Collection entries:
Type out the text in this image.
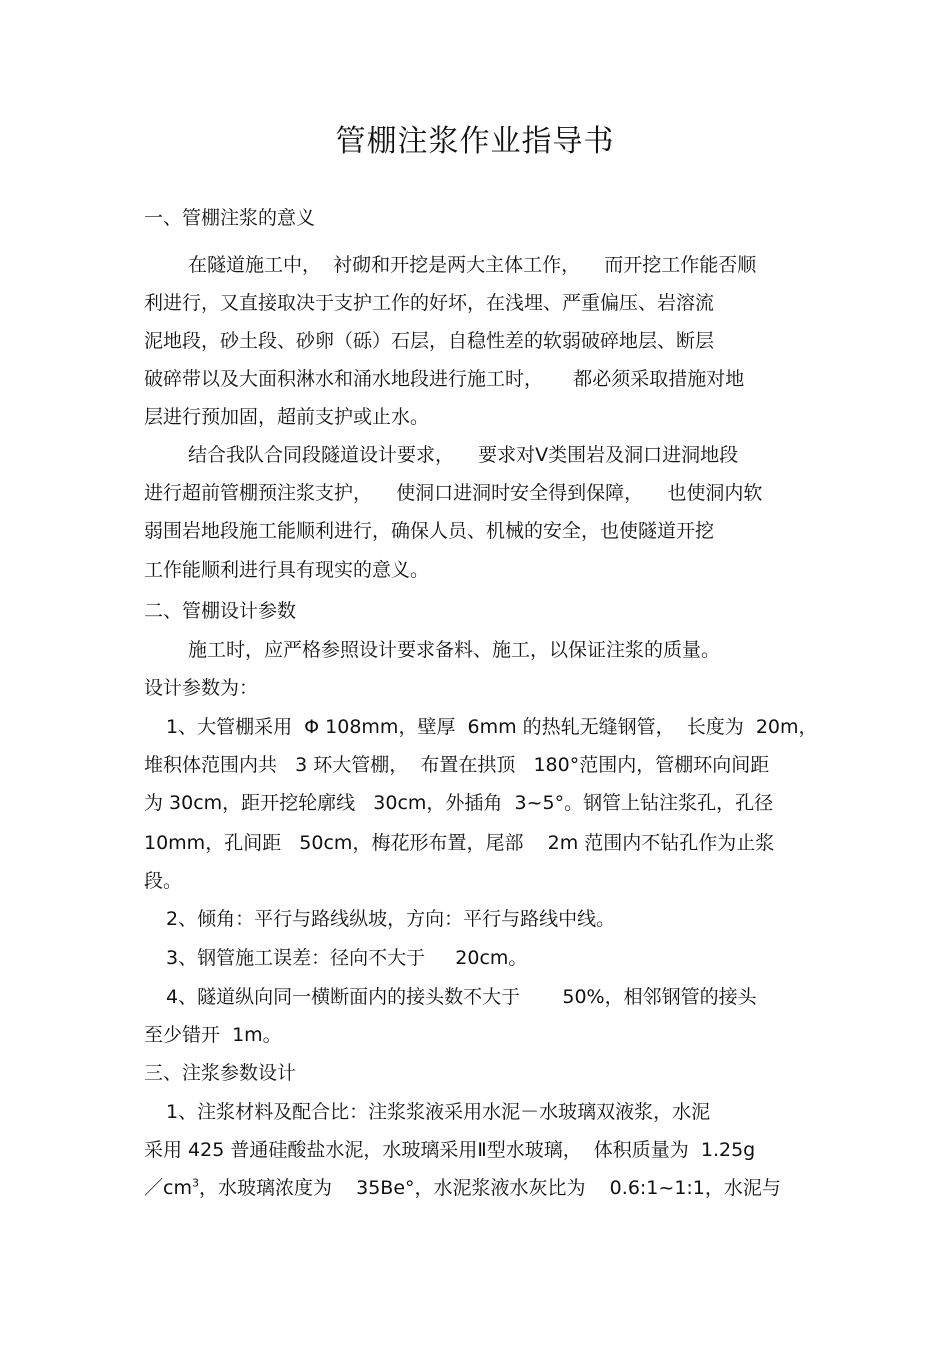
管棚注浆作业指导书
一、管棚注浆的意义
在隧道施工中，  衬砌和开挖是两大主体工作，    而开挖工作能否顺
利进行，又直接取决于支护工作的好坏，在浅埋、严重偏压、岩溶流
泥地段，砂土段、砂卵（砾）石层，自稳性差的软弱破碎地层、断层
破碎带以及大面积淋水和涌水地段进行施工时，     都必须采取措施对地
层进行预加固，超前支护或止水。
结合我队合同段隧道设计要求，    要求对Ⅴ类围岩及洞口进洞地段
进行超前管棚预注浆支护，    使洞口进洞时安全得到保障，    也使洞内软
弱围岩地段施工能顺利进行，确保人员、机械的安全，也使隧道开挖
工作能顺利进行具有现实的意义。
二、管棚设计参数
施工时，应严格参照设计要求备料、施工，以保证注浆的质量。
设计参数为：
1、大管棚采用  Φ 108mm，壁厚  6mm 的热轧无缝钢管，  长度为  20m，
堆积体范围内共   3 环大管棚，  布置在拱顶   180°范围内，管棚环向间距
为 30cm，距开挖轮廓线   30cm，外插角  3~5°。钢管上钻注浆孔，孔径
10mm，孔间距   50cm，梅花形布置，尾部    2m 范围内不钻孔作为止浆
段。
2、倾角：平行与路线纵坡，方向：平行与路线中线。
3、钢管施工误差：径向不大于     20cm。
4、隧道纵向同一横断面内的接头数不大于       50%，相邻钢管的接头
至少错开  1m。
三、注浆参数设计
1、注浆材料及配合比：注浆浆液采用水泥－水玻璃双液浆，水泥
采用 425 普通硅酸盐水泥，水玻璃采用Ⅱ型水玻璃，  体积质量为  1.25g
$/cm^3$，水玻璃浓度为    35Be°，水泥浆液水灰比为    0.6:1~1:1，水泥与
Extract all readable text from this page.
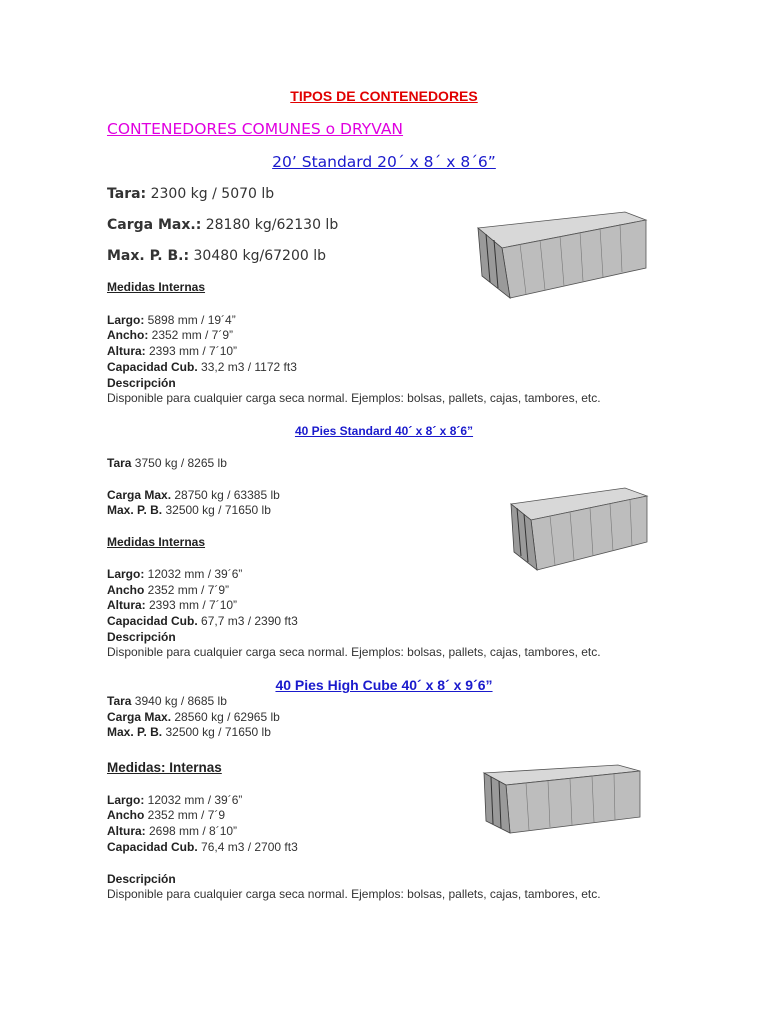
TIPOS DE CONTENEDORES
CONTENEDORES COMUNES o DRYVAN
20’ Standard 20´ x 8´ x 8´6”
Tara: 2300 kg / 5070 lb
Carga Max.: 28180 kg/62130 lb
Max. P. B.: 30480 kg/67200 lb
Medidas Internas
Largo: 5898 mm / 19´4”
Ancho: 2352 mm / 7´9”
Altura: 2393 mm / 7´10”
Capacidad Cub. 33,2 m3 / 1172 ft3
Descripción
Disponible para cualquier carga seca normal. Ejemplos: bolsas, pallets, cajas, tambores, etc.
40 Pies Standard 40´ x 8´ x 8´6”
Tara 3750 kg / 8265 lb
Carga Max. 28750 kg / 63385 lb
Max. P. B. 32500 kg / 71650 lb
Medidas Internas
Largo: 12032 mm / 39´6”
Ancho 2352 mm / 7´9”
Altura: 2393 mm / 7´10”
Capacidad Cub. 67,7 m3 / 2390 ft3
Descripción
Disponible para cualquier carga seca normal. Ejemplos: bolsas, pallets, cajas, tambores, etc.
40 Pies High Cube 40´ x 8´ x 9´6”
Tara 3940 kg / 8685 lb
Carga Max. 28560 kg / 62965 lb
Max. P. B. 32500 kg / 71650 lb
Medidas: Internas
Largo: 12032 mm / 39´6”
Ancho 2352 mm / 7´9
Altura: 2698 mm / 8´10”
Capacidad Cub. 76,4 m3 / 2700 ft3
Descripción
Disponible para cualquier carga seca normal. Ejemplos: bolsas, pallets, cajas, tambores, etc.
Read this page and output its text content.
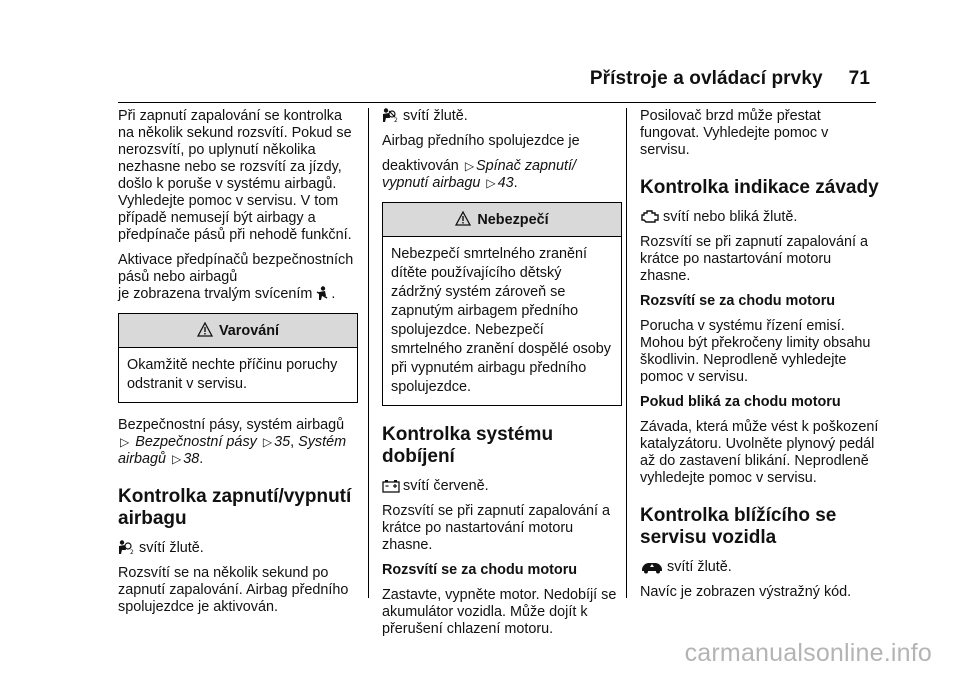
Přístroje a ovládací prvky 71

Při zapnutí zapalování se kontrolka na několik sekund rozsvítí. Pokud se nerozsvítí, po uplynutí několika nezhasne nebo se rozsvítí za jízdy, došlo k poruše v systému airbagů. Vyhledejte pomoc v servisu. V tom případě nemusejí být airbagy a předpínače pásů při nehodě funkční.

Aktivace předpínačů bezpečnostních pásů nebo airbagů
je zobrazena trvalým svícením .

Varování
Okamžitě nechte příčinu poruchy odstranit v servisu.

Bezpečnostní pásy, systém airbagů
▷ Bezpečnostní pásy ▷ 35, Systém airbagů ▷ 38.

Kontrolka zapnutí/vypnutí airbagu

2 svítí žlutě.

Rozsvítí se na několik sekund po zapnutí zapalování. Airbag předního spolujezdce je aktivován.

2 svítí žlutě.

Airbag předního spolujezdce je

deaktivován ▷ Spínač zapnutí/ vypnutí airbagu ▷ 43.

Nebezpečí
Nebezpečí smrtelného zranění dítěte používajícího dětský zádržný systém zároveň se zapnutým airbagem předního spolujezdce. Nebezpečí smrtelného zranění dospělé osoby při vypnutém airbagu předního spolujezdce.
Kontrolka systému dobíjení

svítí červeně.

Rozsvítí se při zapnutí zapalování a krátce po nastartování motoru zhasne.

Rozsvítí se za chodu motoru

Zastavte, vypněte motor. Nedobíjí se akumulátor vozidla. Může dojít k přerušení chlazení motoru.

Posilovač brzd může přestat fungovat. Vyhledejte pomoc v servisu.

Kontrolka indikace závady

svítí nebo bliká žlutě.

Rozsvítí se při zapnutí zapalování a krátce po nastartování motoru zhasne.

Rozsvítí se za chodu motoru

Porucha v systému řízení emisí. Mohou být překročeny limity obsahu škodlivin. Neprodleně vyhledejte pomoc v servisu.

Pokud bliká za chodu motoru

Závada, která může vést k poškození katalyzátoru. Uvolněte plynový pedál až do zastavení blikání. Neprodleně vyhledejte pomoc v servisu.

Kontrolka blížícího se servisu vozidla

svítí žlutě.

Navíc je zobrazen výstražný kód.

carmanualsonline.info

§ Written instruction: Using the listing above, pull out all lines that hold the word "Neprodleně".

§ Written answer:
Porucha v systému řízení emisí. Mohou být překročeny limity obsahu škodlivin. Neprodleně vyhledejte pomoc v servisu.
Závada, která může vést k poškození katalyzátoru. Uvolněte plynový pedál až do zastavení blikání. Neprodleně vyhledejte pomoc v servisu.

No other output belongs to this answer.